Description of the task: Can you pull out each line of the data below that includes the word "faut"?

Information shown:
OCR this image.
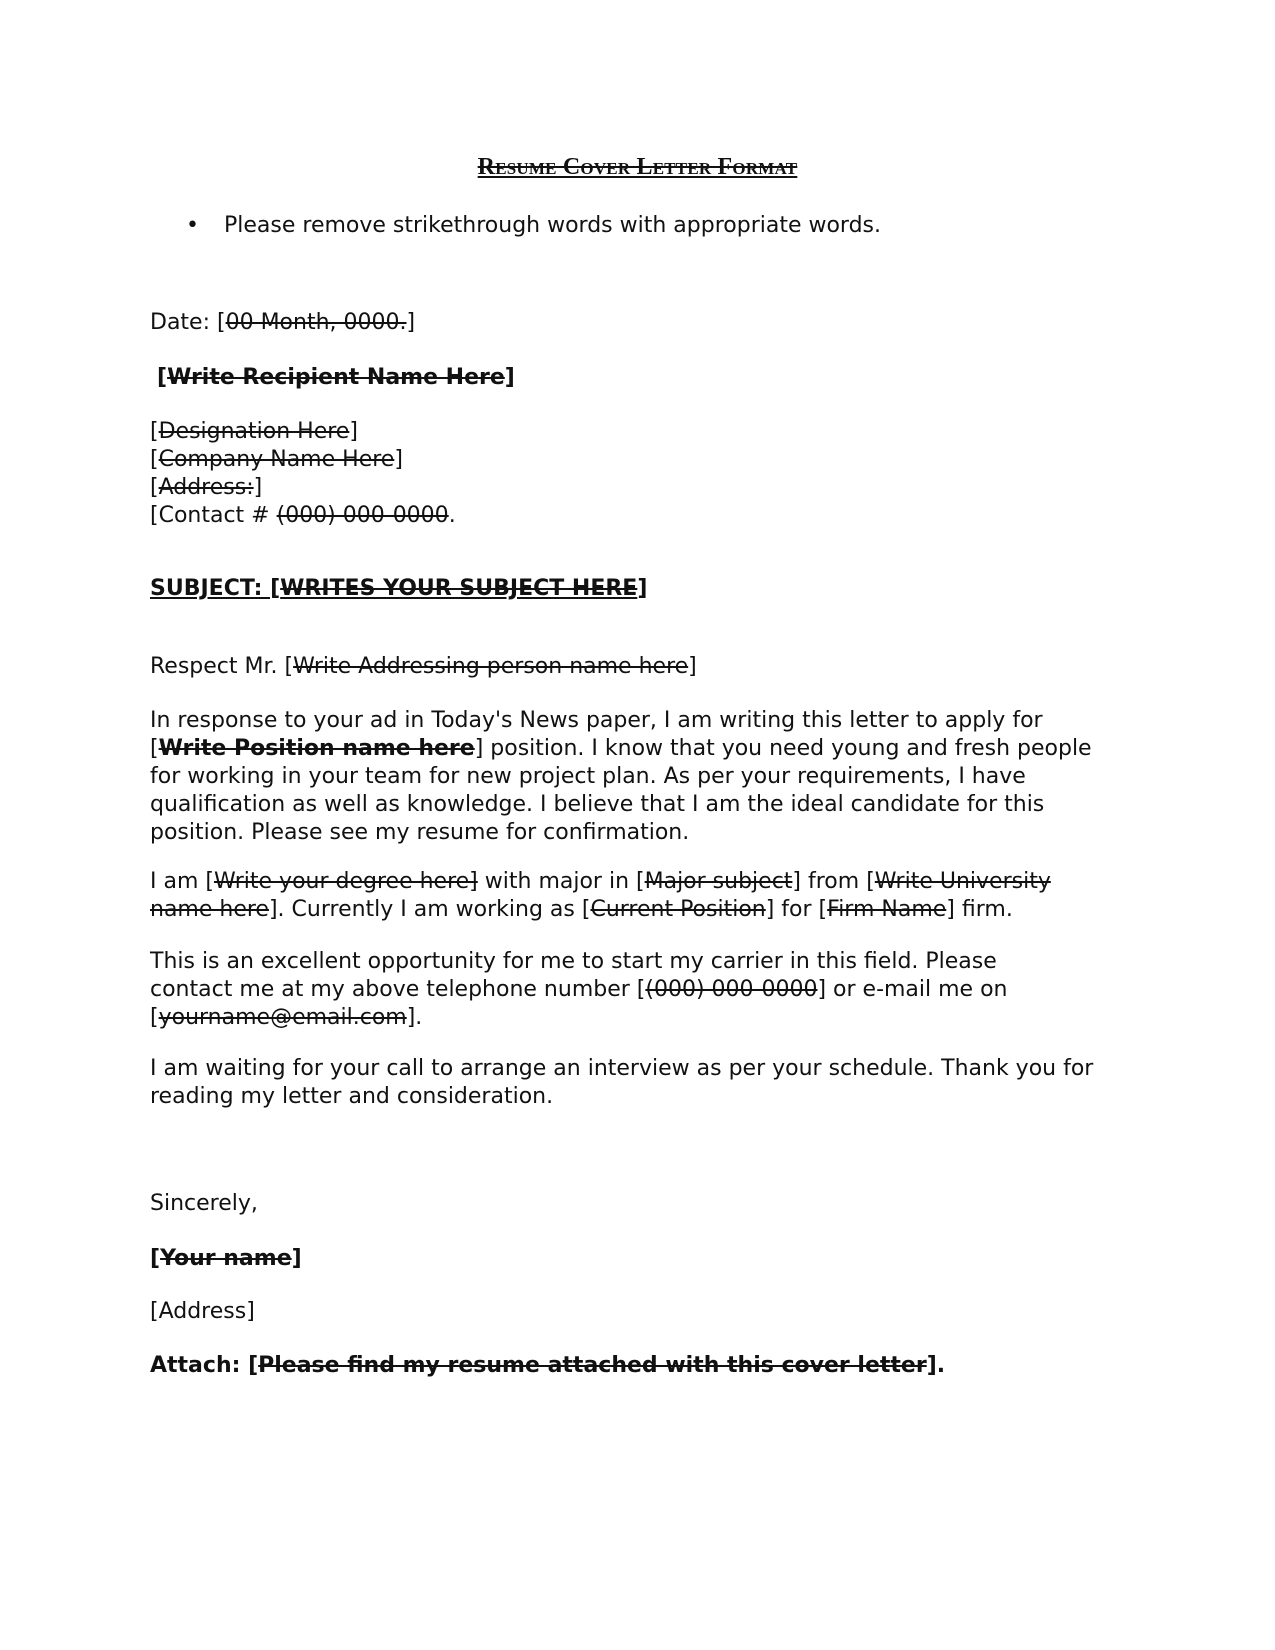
Resume Cover Letter Format
•	Please remove strikethrough words with appropriate words.
Date: [00 Month, 0000.]
[Write Recipient Name Here]

[Designation Here]

[Company Name Here]

[Address:]

[Contact # (000) 000-0000.

SUBJECT: [WRITES YOUR SUBJECT HERE]
Respect Mr. [Write Addressing person name here]
In response to your ad in Today's News paper, I am writing this letter to apply for [Write Position name here] position. I know that you need young and fresh people for working in your team for new project plan. As per your requirements, I have qualification as well as knowledge. I believe that I am the ideal candidate for this position. Please see my resume for confirmation.
I am [Write your degree here] with major in [Major subject] from [Write University name here]. Currently I am working as [Current Position] for [Firm Name] firm.
This is an excellent opportunity for me to start my carrier in this field. Please contact me at my above telephone number [(000) 000-0000] or e-mail me on [yourname@email.com].
I am waiting for your call to arrange an interview as per your schedule. Thank you for reading my letter and consideration.
Sincerely,
[Your name]
[Address]
Attach: [Please find my resume attached with this cover letter].
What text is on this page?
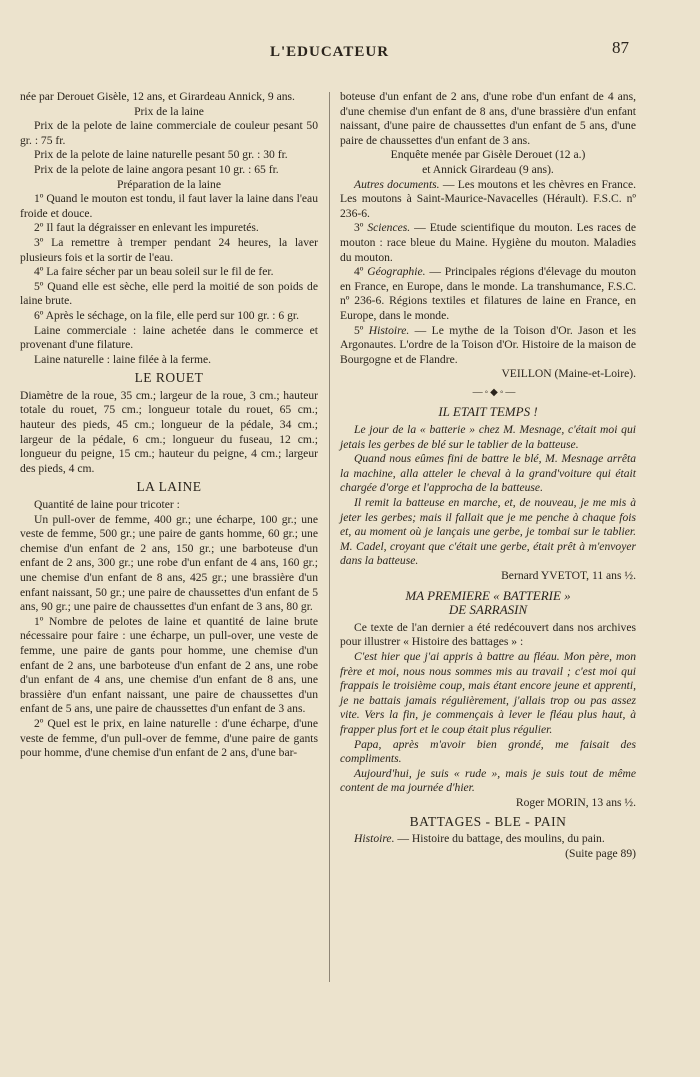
L'EDUCATEUR	87

née par Derouet Gisèle, 12 ans, et Girardeau Annick, 9 ans.

Prix de la laine

Prix de la pelote de laine commerciale de couleur pesant 50 gr. : 75 fr.

Prix de la pelote de laine naturelle pesant 50 gr. : 30 fr.

Prix de la pelote de laine angora pesant 10 gr. : 65 fr.

Préparation de la laine

1º Quand le mouton est tondu, il faut laver la laine dans l'eau froide et douce.

2º Il faut la dégraisser en enlevant les impuretés.

3º La remettre à tremper pendant 24 heures, la laver plusieurs fois et la sortir de l'eau.

4º La faire sécher par un beau soleil sur le fil de fer.

5º Quand elle est sèche, elle perd la moitié de son poids de laine brute.

6º Après le séchage, on la file, elle perd sur 100 gr. : 6 gr.

Laine commerciale : laine achetée dans le commerce et provenant d'une filature.

Laine naturelle : laine filée à la ferme.

LE ROUET

Diamètre de la roue, 35 cm.; largeur de la roue, 3 cm.; hauteur totale du rouet, 75 cm.; longueur totale du rouet, 65 cm.; hauteur des pieds, 45 cm.; longueur de la pédale, 34 cm.; largeur de la pédale, 6 cm.; longueur du fuseau, 12 cm.; longueur du peigne, 15 cm.; hauteur du peigne, 4 cm.; largeur des pieds, 4 cm.

LA LAINE

Quantité de laine pour tricoter :

Un pull-over de femme, 400 gr.; une écharpe, 100 gr.; une veste de femme, 500 gr.; une paire de gants homme, 60 gr.; une chemise d'un enfant de 2 ans, 150 gr.; une barboteuse d'un enfant de 2 ans, 300 gr.; une robe d'un enfant de 4 ans, 160 gr.; une chemise d'un enfant de 8 ans, 425 gr.; une brassière d'un enfant naissant, 50 gr.; une paire de chaussettes d'un enfant de 5 ans, 90 gr.; une paire de chaussettes d'un enfant de 3 ans, 80 gr.

1º Nombre de pelotes de laine et quantité de laine brute nécessaire pour faire : une écharpe, un pull-over, une veste de femme, une paire de gants pour homme, une chemise d'un enfant de 2 ans, une barboteuse d'un enfant de 2 ans, une robe d'un enfant de 4 ans, une chemise d'un enfant de 8 ans, une brassière d'un enfant naissant, une paire de chaussettes d'un enfant de 5 ans, une paire de chaussettes d'un enfant de 3 ans.

2º Quel est le prix, en laine naturelle : d'une écharpe, d'une veste de femme, d'un pull-over de femme, d'une paire de gants pour homme, d'une chemise d'un enfant de 2 ans, d'une bar-

boteuse d'un enfant de 2 ans, d'une robe d'un enfant de 4 ans, d'une chemise d'un enfant de 8 ans, d'une brassière d'un enfant naissant, d'une paire de chaussettes d'un enfant de 5 ans, d'une paire de chaussettes d'un enfant de 3 ans.

Enquête menée par Gisèle Derouet (12 a.)

et Annick Girardeau (9 ans).

Autres documents. — Les moutons et les chèvres en France. Les moutons à Saint-Maurice-Navacelles (Hérault). F.S.C. nº 236-6.

3º Sciences. — Etude scientifique du mouton. Les races de mouton : race bleue du Maine. Hygiène du mouton. Maladies du mouton.

4º Géographie. — Principales régions d'élevage du mouton en France, en Europe, dans le monde. La transhumance, F.S.C. nº 236-6. Régions textiles et filatures de laine en France, en Europe, dans le monde.

5º Histoire. — Le mythe de la Toison d'Or. Jason et les Argonautes. L'ordre de la Toison d'Or. Histoire de la maison de Bourgogne et de Flandre.

VEILLON (Maine-et-Loire).

—◦◆◦—

IL ETAIT TEMPS !

Le jour de la « batterie » chez M. Mesnage, c'était moi qui jetais les gerbes de blé sur le tablier de la batteuse.

Quand nous eûmes fini de battre le blé, M. Mesnage arrêta la machine, alla atteler le cheval à la grand'voiture qui était chargée d'orge et l'approcha de la batteuse.

Il remit la batteuse en marche, et, de nouveau, je me mis à jeter les gerbes; mais il fallait que je me penche à chaque fois et, au moment où je lançais une gerbe, je tombai sur le tablier. M. Cadel, croyant que c'était une gerbe, était prêt à m'envoyer dans la batteuse.

Bernard YVETOT, 11 ans ½.

MA PREMIERE « BATTERIE »

DE SARRASIN

Ce texte de l'an dernier a été redécouvert dans nos archives pour illustrer « Histoire des battages » :

C'est hier que j'ai appris à battre au fléau. Mon père, mon frère et moi, nous nous sommes mis au travail ; c'est moi qui frappais le troisième coup, mais étant encore jeune et apprenti, je ne battais jamais régulièrement, j'allais trop ou pas assez vite. Vers la fin, je commençais à lever le fléau plus haut, à frapper plus fort et le coup était plus régulier.

Papa, après m'avoir bien grondé, me faisait des compliments.

Aujourd'hui, je suis « rude », mais je suis tout de même content de ma journée d'hier.

Roger MORIN, 13 ans ½.

BATTAGES - BLE - PAIN

Histoire. — Histoire du battage, des moulins, du pain.

(Suite page 89)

Final answer:
1º Quand le mouton est tondu, il faut laver la laine dans l'eau froide et douce.
2º Il faut la dégraisser en enlevant les impuretés.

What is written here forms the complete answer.